>> Begin
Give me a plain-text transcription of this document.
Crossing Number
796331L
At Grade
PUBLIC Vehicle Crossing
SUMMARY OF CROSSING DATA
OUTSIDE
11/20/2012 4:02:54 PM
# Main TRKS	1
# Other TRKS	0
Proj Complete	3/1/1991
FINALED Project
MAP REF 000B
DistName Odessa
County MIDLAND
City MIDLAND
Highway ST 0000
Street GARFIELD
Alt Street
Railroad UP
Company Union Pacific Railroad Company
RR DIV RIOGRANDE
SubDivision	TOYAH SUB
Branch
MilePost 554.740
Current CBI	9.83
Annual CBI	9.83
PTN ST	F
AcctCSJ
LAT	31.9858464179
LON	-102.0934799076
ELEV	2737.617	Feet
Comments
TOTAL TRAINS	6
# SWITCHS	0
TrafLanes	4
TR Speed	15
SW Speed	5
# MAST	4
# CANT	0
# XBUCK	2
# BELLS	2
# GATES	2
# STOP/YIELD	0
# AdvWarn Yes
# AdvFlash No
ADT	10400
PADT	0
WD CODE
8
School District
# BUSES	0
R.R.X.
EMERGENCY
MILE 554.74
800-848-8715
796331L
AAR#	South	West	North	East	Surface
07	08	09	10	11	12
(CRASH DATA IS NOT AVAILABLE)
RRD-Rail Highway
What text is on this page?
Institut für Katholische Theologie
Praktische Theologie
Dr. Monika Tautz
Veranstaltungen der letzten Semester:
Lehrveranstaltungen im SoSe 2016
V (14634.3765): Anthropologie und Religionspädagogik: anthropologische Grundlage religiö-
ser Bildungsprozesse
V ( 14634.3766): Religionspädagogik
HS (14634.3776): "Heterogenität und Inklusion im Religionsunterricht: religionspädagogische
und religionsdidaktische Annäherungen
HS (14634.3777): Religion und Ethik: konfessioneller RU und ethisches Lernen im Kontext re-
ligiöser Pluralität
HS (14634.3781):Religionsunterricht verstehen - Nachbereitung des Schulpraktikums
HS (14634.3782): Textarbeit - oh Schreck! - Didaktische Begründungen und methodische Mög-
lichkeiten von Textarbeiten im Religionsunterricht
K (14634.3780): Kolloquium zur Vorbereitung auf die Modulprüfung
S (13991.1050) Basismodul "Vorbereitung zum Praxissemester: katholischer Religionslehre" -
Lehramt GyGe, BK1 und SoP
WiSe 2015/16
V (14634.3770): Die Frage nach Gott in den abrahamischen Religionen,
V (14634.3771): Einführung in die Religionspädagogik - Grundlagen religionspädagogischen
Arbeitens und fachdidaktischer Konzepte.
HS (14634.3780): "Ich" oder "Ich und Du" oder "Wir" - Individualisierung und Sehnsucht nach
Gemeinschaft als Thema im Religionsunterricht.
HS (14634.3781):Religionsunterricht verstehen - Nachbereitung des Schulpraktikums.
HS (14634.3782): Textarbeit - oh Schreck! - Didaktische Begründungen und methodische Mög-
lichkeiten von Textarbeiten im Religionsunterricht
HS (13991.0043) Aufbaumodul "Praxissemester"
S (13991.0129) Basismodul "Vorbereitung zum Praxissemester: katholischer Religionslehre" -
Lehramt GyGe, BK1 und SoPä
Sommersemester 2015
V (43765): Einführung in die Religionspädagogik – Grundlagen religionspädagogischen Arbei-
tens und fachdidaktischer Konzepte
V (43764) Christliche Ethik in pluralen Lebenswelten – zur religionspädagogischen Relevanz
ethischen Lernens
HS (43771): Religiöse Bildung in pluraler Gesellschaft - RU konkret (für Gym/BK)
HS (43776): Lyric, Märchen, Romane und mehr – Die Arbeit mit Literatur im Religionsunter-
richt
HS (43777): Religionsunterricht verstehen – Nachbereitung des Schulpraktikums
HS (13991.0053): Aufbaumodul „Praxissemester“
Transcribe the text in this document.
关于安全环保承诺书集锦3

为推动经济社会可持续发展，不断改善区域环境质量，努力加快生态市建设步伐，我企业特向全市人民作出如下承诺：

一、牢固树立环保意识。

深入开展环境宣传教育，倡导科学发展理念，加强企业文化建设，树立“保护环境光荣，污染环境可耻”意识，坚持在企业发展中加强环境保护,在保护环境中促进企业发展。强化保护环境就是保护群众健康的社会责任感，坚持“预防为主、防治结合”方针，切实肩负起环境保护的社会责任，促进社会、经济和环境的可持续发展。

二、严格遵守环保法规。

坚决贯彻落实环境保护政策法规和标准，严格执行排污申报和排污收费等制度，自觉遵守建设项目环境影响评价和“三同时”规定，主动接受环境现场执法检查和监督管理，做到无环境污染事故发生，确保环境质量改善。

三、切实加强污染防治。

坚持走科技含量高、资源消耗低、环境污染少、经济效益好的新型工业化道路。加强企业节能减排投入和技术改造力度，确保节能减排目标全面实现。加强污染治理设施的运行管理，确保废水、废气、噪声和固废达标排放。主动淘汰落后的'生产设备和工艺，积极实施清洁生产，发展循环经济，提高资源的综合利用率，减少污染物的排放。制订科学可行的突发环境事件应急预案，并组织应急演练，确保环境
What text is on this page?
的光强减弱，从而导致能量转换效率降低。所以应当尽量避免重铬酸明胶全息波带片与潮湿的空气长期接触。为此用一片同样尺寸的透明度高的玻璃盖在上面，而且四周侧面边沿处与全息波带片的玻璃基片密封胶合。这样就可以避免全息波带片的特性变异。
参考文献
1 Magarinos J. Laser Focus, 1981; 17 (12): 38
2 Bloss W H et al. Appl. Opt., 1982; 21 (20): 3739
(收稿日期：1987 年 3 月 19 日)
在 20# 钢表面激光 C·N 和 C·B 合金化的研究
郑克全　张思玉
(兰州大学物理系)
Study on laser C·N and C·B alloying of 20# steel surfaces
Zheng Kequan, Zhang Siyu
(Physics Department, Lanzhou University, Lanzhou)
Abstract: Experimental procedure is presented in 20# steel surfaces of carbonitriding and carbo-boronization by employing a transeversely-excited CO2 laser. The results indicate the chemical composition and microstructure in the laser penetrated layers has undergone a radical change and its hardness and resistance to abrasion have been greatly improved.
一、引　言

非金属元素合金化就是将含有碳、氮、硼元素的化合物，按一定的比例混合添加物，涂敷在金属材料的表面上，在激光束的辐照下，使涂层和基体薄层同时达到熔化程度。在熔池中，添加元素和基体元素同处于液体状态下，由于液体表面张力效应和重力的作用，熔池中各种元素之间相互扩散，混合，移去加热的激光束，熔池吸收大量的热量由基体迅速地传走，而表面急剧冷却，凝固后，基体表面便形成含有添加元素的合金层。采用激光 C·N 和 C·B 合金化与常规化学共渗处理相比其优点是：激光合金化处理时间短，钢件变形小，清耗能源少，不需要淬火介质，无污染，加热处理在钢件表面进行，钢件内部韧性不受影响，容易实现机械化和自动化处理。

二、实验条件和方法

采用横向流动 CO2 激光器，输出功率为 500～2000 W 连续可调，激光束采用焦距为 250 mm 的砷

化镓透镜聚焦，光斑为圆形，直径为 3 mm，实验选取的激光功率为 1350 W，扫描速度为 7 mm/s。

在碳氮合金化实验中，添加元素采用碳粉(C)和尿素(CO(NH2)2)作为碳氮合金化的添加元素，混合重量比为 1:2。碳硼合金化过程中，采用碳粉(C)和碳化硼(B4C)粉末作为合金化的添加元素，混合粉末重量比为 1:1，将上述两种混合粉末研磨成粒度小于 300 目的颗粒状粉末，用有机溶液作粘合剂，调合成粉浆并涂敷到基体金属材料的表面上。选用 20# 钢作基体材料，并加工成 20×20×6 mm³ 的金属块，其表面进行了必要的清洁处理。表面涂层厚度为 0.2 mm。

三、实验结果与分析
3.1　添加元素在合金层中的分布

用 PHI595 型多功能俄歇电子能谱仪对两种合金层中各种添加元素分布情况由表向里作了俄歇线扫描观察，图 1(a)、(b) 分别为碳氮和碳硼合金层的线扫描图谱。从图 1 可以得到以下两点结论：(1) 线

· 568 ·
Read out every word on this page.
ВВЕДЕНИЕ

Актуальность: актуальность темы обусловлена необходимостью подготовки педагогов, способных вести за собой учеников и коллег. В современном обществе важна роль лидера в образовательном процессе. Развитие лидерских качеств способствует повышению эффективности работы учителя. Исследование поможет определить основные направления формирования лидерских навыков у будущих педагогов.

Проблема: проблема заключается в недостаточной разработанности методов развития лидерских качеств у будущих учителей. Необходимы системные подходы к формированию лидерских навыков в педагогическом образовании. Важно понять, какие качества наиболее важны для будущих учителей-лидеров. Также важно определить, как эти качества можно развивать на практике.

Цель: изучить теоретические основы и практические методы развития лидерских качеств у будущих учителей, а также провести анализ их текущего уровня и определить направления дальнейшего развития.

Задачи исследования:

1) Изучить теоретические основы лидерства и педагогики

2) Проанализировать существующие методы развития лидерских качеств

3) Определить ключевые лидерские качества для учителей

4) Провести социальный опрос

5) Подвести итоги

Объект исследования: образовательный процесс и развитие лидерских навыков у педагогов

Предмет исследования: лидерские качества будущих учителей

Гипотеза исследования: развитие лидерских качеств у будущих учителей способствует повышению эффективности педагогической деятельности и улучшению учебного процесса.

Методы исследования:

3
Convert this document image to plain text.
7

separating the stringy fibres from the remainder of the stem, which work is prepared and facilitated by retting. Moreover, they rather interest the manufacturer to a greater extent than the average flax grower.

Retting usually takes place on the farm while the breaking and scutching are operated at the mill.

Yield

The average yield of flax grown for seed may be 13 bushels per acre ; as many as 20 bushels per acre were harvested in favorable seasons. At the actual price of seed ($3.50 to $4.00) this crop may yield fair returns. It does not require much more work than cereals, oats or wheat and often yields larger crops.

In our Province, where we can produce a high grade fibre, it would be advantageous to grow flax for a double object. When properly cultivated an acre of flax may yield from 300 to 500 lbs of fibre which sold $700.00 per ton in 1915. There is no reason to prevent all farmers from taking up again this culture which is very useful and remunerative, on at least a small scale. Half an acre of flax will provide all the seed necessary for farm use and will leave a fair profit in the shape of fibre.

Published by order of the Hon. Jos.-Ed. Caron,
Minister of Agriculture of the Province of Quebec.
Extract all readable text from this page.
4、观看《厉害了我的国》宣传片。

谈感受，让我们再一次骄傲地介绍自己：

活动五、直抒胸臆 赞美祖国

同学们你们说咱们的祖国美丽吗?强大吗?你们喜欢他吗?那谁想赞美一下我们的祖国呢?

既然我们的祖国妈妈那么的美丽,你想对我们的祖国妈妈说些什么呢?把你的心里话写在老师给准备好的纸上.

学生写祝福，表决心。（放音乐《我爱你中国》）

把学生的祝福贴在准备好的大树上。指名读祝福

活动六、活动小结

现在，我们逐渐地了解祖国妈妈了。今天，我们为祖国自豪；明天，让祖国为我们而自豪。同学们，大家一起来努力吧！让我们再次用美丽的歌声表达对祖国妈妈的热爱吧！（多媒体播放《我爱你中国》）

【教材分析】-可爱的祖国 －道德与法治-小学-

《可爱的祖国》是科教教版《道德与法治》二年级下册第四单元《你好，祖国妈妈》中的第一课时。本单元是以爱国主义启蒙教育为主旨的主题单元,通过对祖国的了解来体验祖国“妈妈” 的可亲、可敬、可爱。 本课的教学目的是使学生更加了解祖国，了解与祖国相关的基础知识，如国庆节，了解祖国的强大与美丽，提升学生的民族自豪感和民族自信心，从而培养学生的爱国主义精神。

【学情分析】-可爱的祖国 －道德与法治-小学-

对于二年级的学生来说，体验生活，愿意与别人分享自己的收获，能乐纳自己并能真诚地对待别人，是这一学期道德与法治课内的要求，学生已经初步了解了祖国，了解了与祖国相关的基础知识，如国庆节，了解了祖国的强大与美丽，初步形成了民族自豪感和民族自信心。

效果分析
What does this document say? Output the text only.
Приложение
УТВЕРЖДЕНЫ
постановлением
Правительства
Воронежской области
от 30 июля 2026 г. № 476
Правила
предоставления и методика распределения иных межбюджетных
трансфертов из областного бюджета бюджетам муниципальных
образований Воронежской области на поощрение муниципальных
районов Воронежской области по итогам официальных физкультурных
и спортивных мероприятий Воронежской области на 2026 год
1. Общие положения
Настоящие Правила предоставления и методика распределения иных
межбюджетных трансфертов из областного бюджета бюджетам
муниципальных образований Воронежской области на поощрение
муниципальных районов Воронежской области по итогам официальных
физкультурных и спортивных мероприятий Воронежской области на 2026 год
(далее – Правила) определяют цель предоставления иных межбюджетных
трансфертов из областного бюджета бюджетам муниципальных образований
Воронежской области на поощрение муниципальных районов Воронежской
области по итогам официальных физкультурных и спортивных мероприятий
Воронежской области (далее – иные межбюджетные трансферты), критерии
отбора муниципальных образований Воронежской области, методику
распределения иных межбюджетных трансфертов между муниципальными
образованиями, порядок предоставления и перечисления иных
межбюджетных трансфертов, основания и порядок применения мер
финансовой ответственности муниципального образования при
>> End
Copy every line above that holds the word "качества".

Проблема: проблема заключается в недостаточной разработанности методов развития лидерских качеств у будущих учителей. Необходимы системные подходы к формированию лидерских навыков в педагогическом образовании. Важно понять, какие качества наиболее важны для будущих учителей-лидеров. Также важно определить, как эти качества можно развивать на практике.
3) Определить ключевые лидерские качества для учителей
Предмет исследования: лидерские качества будущих учителей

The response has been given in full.